Copy each line below in which the word "icon" occurs.

----------

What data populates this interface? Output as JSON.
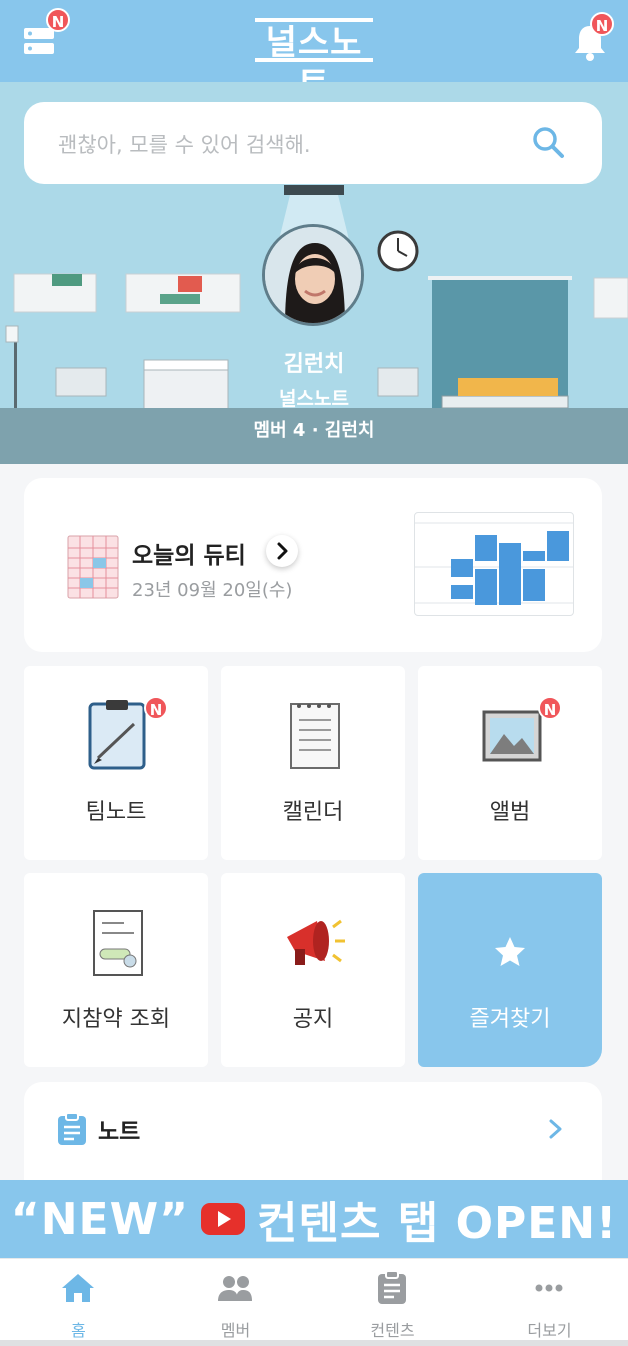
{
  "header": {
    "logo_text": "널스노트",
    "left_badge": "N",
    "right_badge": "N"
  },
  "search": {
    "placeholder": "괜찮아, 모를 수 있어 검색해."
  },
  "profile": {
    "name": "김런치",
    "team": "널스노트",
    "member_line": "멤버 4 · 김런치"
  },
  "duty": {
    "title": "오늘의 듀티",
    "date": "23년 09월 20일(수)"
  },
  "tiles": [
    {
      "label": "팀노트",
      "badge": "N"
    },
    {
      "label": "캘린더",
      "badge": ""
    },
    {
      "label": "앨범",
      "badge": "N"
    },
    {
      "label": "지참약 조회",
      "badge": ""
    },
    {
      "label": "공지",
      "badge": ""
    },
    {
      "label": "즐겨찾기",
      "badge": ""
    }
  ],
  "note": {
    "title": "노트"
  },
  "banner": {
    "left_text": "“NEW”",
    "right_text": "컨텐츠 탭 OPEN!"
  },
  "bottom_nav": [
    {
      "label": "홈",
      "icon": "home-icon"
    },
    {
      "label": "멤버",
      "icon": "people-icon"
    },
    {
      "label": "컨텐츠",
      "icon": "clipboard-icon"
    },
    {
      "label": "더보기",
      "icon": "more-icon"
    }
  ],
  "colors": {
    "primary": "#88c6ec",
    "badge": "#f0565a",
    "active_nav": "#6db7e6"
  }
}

----------

The solution ->
      "icon": "home-icon"
      "icon": "people-icon"
      "icon": "clipboard-icon"
      "icon": "more-icon"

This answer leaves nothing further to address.